------ Information shown ------

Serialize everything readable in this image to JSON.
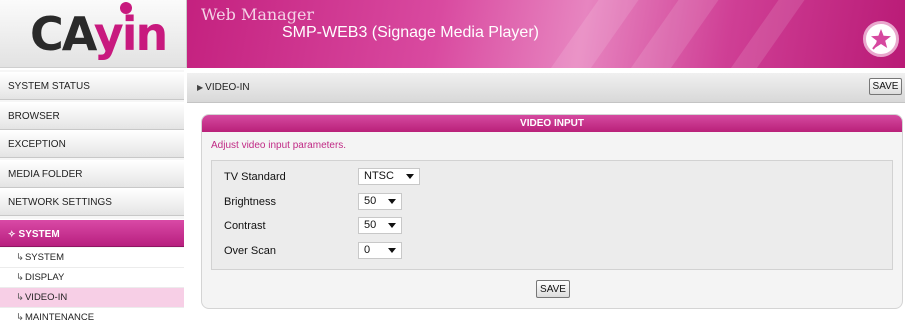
{
  "logo": {
    "part1": "CA",
    "part2": "yin"
  },
  "header": {
    "title": "Web Manager",
    "subtitle": "SMP-WEB3 (Signage Media Player)",
    "badge_icon": "star-wand-icon"
  },
  "sidebar": {
    "items": [
      {
        "label": "SYSTEM STATUS"
      },
      {
        "label": "BROWSER"
      },
      {
        "label": "EXCEPTION"
      },
      {
        "label": "MEDIA FOLDER"
      },
      {
        "label": "NETWORK SETTINGS"
      },
      {
        "label": "SYSTEM"
      }
    ],
    "active_icon": "star-icon",
    "subitems": [
      {
        "label": "SYSTEM"
      },
      {
        "label": "DISPLAY"
      },
      {
        "label": "VIDEO-IN"
      },
      {
        "label": "MAINTENANCE"
      }
    ],
    "active_subitem": "VIDEO-IN"
  },
  "breadcrumb": {
    "label": "VIDEO-IN",
    "save_label": "SAVE"
  },
  "panel": {
    "title": "VIDEO INPUT",
    "description": "Adjust video input parameters.",
    "fields": [
      {
        "label": "TV Standard",
        "value": "NTSC"
      },
      {
        "label": "Brightness",
        "value": "50"
      },
      {
        "label": "Contrast",
        "value": "50"
      },
      {
        "label": "Over Scan",
        "value": "0"
      }
    ],
    "save_label": "SAVE"
  },
  "colors": {
    "accent": "#c8197e",
    "panel_head": "#c8307f",
    "active_sub": "#f7cfe6"
  }
}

------

What is needed is an exact reproduction of the data, pictures excluded.

Serialize everything readable in this image to JSON.
{
  "logo": {
    "part1": "CA",
    "part2": "yin"
  },
  "header": {
    "title": "Web Manager",
    "subtitle": "SMP-WEB3 (Signage Media Player)",
    "badge_icon": "star-wand-icon"
  },
  "sidebar": {
    "items": [
      {
        "label": "SYSTEM STATUS"
      },
      {
        "label": "BROWSER"
      },
      {
        "label": "EXCEPTION"
      },
      {
        "label": "MEDIA FOLDER"
      },
      {
        "label": "NETWORK SETTINGS"
      },
      {
        "label": "SYSTEM"
      }
    ],
    "active_icon": "star-icon",
    "subitems": [
      {
        "label": "SYSTEM"
      },
      {
        "label": "DISPLAY"
      },
      {
        "label": "VIDEO-IN"
      },
      {
        "label": "MAINTENANCE"
      }
    ],
    "active_subitem": "VIDEO-IN"
  },
  "breadcrumb": {
    "label": "VIDEO-IN",
    "save_label": "SAVE"
  },
  "panel": {
    "title": "VIDEO INPUT",
    "description": "Adjust video input parameters.",
    "fields": [
      {
        "label": "TV Standard",
        "value": "NTSC"
      },
      {
        "label": "Brightness",
        "value": "50"
      },
      {
        "label": "Contrast",
        "value": "50"
      },
      {
        "label": "Over Scan",
        "value": "0"
      }
    ],
    "save_label": "SAVE"
  },
  "colors": {
    "accent": "#c8197e",
    "panel_head": "#c8307f",
    "active_sub": "#f7cfe6"
  }
}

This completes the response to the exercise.